Data items
** BEGIN **

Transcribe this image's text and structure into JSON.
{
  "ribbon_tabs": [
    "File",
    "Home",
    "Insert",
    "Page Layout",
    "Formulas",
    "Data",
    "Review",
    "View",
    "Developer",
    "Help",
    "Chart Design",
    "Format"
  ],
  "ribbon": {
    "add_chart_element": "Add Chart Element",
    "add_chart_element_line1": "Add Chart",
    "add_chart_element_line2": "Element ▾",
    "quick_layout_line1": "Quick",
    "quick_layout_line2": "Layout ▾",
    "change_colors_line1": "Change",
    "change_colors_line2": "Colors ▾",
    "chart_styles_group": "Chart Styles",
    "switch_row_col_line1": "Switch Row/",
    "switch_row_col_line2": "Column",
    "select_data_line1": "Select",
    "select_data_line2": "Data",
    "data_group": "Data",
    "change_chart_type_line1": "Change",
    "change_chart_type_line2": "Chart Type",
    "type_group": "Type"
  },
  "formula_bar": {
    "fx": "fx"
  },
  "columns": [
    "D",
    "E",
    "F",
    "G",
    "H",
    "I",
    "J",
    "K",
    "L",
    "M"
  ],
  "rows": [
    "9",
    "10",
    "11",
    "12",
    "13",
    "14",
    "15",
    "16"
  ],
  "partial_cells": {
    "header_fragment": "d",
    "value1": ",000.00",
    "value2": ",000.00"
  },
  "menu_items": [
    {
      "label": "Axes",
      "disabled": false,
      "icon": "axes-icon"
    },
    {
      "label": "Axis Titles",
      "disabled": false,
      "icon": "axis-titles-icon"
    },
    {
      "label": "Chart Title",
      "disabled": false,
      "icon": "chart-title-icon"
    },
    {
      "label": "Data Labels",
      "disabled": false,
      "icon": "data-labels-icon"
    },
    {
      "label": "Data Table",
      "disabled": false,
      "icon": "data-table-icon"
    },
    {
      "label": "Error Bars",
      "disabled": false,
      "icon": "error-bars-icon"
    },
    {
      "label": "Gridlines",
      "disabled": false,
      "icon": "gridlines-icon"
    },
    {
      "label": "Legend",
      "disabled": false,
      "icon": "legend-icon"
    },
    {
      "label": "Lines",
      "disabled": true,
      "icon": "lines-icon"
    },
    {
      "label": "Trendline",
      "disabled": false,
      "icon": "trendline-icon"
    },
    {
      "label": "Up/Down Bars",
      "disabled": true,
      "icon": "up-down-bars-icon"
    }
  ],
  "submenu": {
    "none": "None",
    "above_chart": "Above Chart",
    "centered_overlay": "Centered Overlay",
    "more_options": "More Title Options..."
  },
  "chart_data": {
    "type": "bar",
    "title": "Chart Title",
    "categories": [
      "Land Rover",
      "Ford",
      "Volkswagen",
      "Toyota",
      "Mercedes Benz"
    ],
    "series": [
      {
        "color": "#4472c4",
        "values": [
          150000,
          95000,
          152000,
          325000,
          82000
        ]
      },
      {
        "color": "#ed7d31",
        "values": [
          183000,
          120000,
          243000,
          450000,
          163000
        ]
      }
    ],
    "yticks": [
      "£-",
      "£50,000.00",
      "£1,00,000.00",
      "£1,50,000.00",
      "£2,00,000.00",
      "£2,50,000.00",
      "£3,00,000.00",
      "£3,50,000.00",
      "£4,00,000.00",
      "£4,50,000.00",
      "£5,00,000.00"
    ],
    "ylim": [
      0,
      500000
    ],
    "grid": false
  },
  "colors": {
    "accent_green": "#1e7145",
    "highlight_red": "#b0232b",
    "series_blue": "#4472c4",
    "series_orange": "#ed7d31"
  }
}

** END **

> TASK STATEMENT:
Repeat every record, exactly as written.

> RESULT OF THIS TASK:
Transcribe this image's text and structure into JSON.
{
  "ribbon_tabs": [
    "File",
    "Home",
    "Insert",
    "Page Layout",
    "Formulas",
    "Data",
    "Review",
    "View",
    "Developer",
    "Help",
    "Chart Design",
    "Format"
  ],
  "ribbon": {
    "add_chart_element": "Add Chart Element",
    "add_chart_element_line1": "Add Chart",
    "add_chart_element_line2": "Element ▾",
    "quick_layout_line1": "Quick",
    "quick_layout_line2": "Layout ▾",
    "change_colors_line1": "Change",
    "change_colors_line2": "Colors ▾",
    "chart_styles_group": "Chart Styles",
    "switch_row_col_line1": "Switch Row/",
    "switch_row_col_line2": "Column",
    "select_data_line1": "Select",
    "select_data_line2": "Data",
    "data_group": "Data",
    "change_chart_type_line1": "Change",
    "change_chart_type_line2": "Chart Type",
    "type_group": "Type"
  },
  "formula_bar": {
    "fx": "fx"
  },
  "columns": [
    "D",
    "E",
    "F",
    "G",
    "H",
    "I",
    "J",
    "K",
    "L",
    "M"
  ],
  "rows": [
    "9",
    "10",
    "11",
    "12",
    "13",
    "14",
    "15",
    "16"
  ],
  "partial_cells": {
    "header_fragment": "d",
    "value1": ",000.00",
    "value2": ",000.00"
  },
  "menu_items": [
    {
      "label": "Axes",
      "disabled": false,
      "icon": "axes-icon"
    },
    {
      "label": "Axis Titles",
      "disabled": false,
      "icon": "axis-titles-icon"
    },
    {
      "label": "Chart Title",
      "disabled": false,
      "icon": "chart-title-icon"
    },
    {
      "label": "Data Labels",
      "disabled": false,
      "icon": "data-labels-icon"
    },
    {
      "label": "Data Table",
      "disabled": false,
      "icon": "data-table-icon"
    },
    {
      "label": "Error Bars",
      "disabled": false,
      "icon": "error-bars-icon"
    },
    {
      "label": "Gridlines",
      "disabled": false,
      "icon": "gridlines-icon"
    },
    {
      "label": "Legend",
      "disabled": false,
      "icon": "legend-icon"
    },
    {
      "label": "Lines",
      "disabled": true,
      "icon": "lines-icon"
    },
    {
      "label": "Trendline",
      "disabled": false,
      "icon": "trendline-icon"
    },
    {
      "label": "Up/Down Bars",
      "disabled": true,
      "icon": "up-down-bars-icon"
    }
  ],
  "submenu": {
    "none": "None",
    "above_chart": "Above Chart",
    "centered_overlay": "Centered Overlay",
    "more_options": "More Title Options..."
  },
  "chart_data": {
    "type": "bar",
    "title": "Chart Title",
    "categories": [
      "Land Rover",
      "Ford",
      "Volkswagen",
      "Toyota",
      "Mercedes Benz"
    ],
    "series": [
      {
        "color": "#4472c4",
        "values": [
          150000,
          95000,
          152000,
          325000,
          82000
        ]
      },
      {
        "color": "#ed7d31",
        "values": [
          183000,
          120000,
          243000,
          450000,
          163000
        ]
      }
    ],
    "yticks": [
      "£-",
      "£50,000.00",
      "£1,00,000.00",
      "£1,50,000.00",
      "£2,00,000.00",
      "£2,50,000.00",
      "£3,00,000.00",
      "£3,50,000.00",
      "£4,00,000.00",
      "£4,50,000.00",
      "£5,00,000.00"
    ],
    "ylim": [
      0,
      500000
    ],
    "grid": false
  },
  "colors": {
    "accent_green": "#1e7145",
    "highlight_red": "#b0232b",
    "series_blue": "#4472c4",
    "series_orange": "#ed7d31"
  }
}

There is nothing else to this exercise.